··· PROVIDED MATERIAL

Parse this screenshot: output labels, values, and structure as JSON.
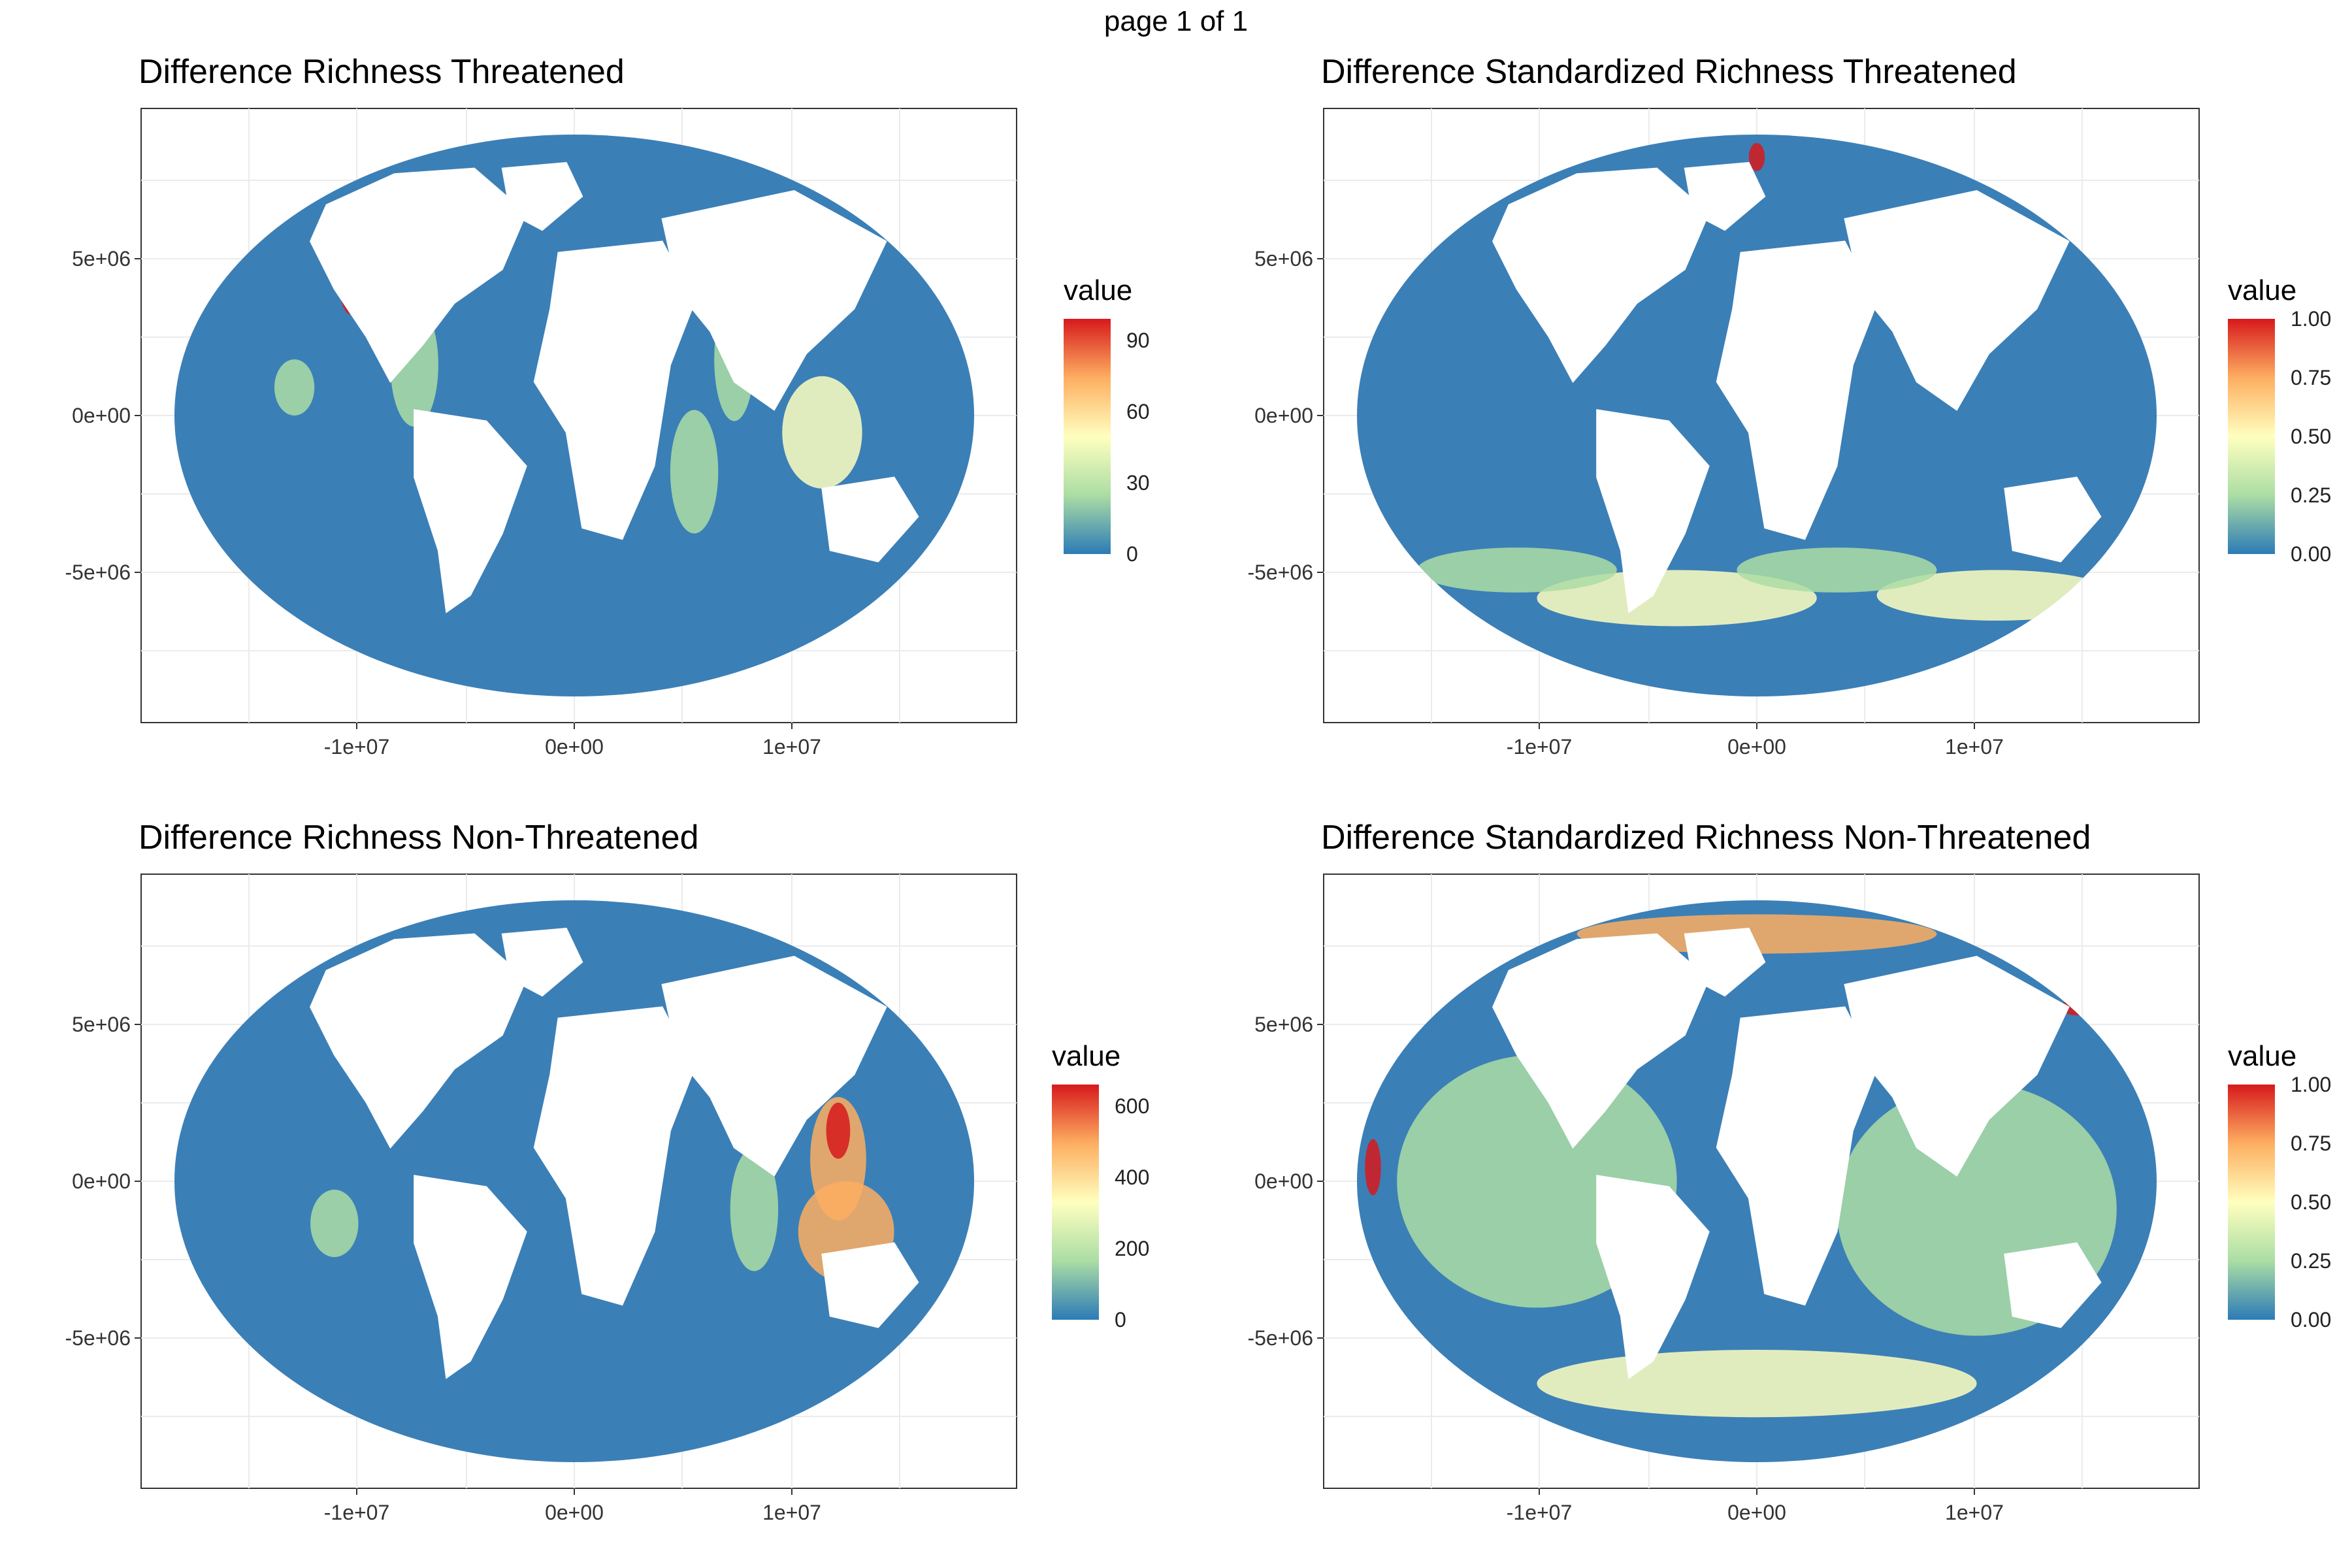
{
  "page_label": "page 1 of 1",
  "colors": {
    "ocean_base": "#3b7fb7",
    "land": "#ffffff",
    "scale": [
      "#2c7bb6",
      "#abdda4",
      "#ffffbf",
      "#fdae61",
      "#d7191c"
    ]
  },
  "panels": [
    {
      "title": "Difference Richness Threatened",
      "x_ticks": [
        "-1e+07",
        "0e+00",
        "1e+07"
      ],
      "y_ticks": [
        "5e+06",
        "0e+00",
        "-5e+06"
      ],
      "legend": {
        "title": "value",
        "labels": [
          "90",
          "60",
          "30",
          "0"
        ]
      }
    },
    {
      "title": "Difference Standardized Richness Threatened",
      "x_ticks": [
        "-1e+07",
        "0e+00",
        "1e+07"
      ],
      "y_ticks": [
        "5e+06",
        "0e+00",
        "-5e+06"
      ],
      "legend": {
        "title": "value",
        "labels": [
          "1.00",
          "0.75",
          "0.50",
          "0.25",
          "0.00"
        ]
      }
    },
    {
      "title": "Difference Richness Non-Threatened",
      "x_ticks": [
        "-1e+07",
        "0e+00",
        "1e+07"
      ],
      "y_ticks": [
        "5e+06",
        "0e+00",
        "-5e+06"
      ],
      "legend": {
        "title": "value",
        "labels": [
          "600",
          "400",
          "200",
          "0"
        ]
      }
    },
    {
      "title": "Difference Standardized Richness Non-Threatened",
      "x_ticks": [
        "-1e+07",
        "0e+00",
        "1e+07"
      ],
      "y_ticks": [
        "5e+06",
        "0e+00",
        "-5e+06"
      ],
      "legend": {
        "title": "value",
        "labels": [
          "1.00",
          "0.75",
          "0.50",
          "0.25",
          "0.00"
        ]
      }
    }
  ]
}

······

## REQUIREMENTS
Quote every record above exactly, leaving out any pictures.

## RESULT OF THE EXERCISE
Parse this screenshot: output labels, values, and structure as JSON.
{
  "page_label": "page 1 of 1",
  "colors": {
    "ocean_base": "#3b7fb7",
    "land": "#ffffff",
    "scale": [
      "#2c7bb6",
      "#abdda4",
      "#ffffbf",
      "#fdae61",
      "#d7191c"
    ]
  },
  "panels": [
    {
      "title": "Difference Richness Threatened",
      "x_ticks": [
        "-1e+07",
        "0e+00",
        "1e+07"
      ],
      "y_ticks": [
        "5e+06",
        "0e+00",
        "-5e+06"
      ],
      "legend": {
        "title": "value",
        "labels": [
          "90",
          "60",
          "30",
          "0"
        ]
      }
    },
    {
      "title": "Difference Standardized Richness Threatened",
      "x_ticks": [
        "-1e+07",
        "0e+00",
        "1e+07"
      ],
      "y_ticks": [
        "5e+06",
        "0e+00",
        "-5e+06"
      ],
      "legend": {
        "title": "value",
        "labels": [
          "1.00",
          "0.75",
          "0.50",
          "0.25",
          "0.00"
        ]
      }
    },
    {
      "title": "Difference Richness Non-Threatened",
      "x_ticks": [
        "-1e+07",
        "0e+00",
        "1e+07"
      ],
      "y_ticks": [
        "5e+06",
        "0e+00",
        "-5e+06"
      ],
      "legend": {
        "title": "value",
        "labels": [
          "600",
          "400",
          "200",
          "0"
        ]
      }
    },
    {
      "title": "Difference Standardized Richness Non-Threatened",
      "x_ticks": [
        "-1e+07",
        "0e+00",
        "1e+07"
      ],
      "y_ticks": [
        "5e+06",
        "0e+00",
        "-5e+06"
      ],
      "legend": {
        "title": "value",
        "labels": [
          "1.00",
          "0.75",
          "0.50",
          "0.25",
          "0.00"
        ]
      }
    }
  ]
}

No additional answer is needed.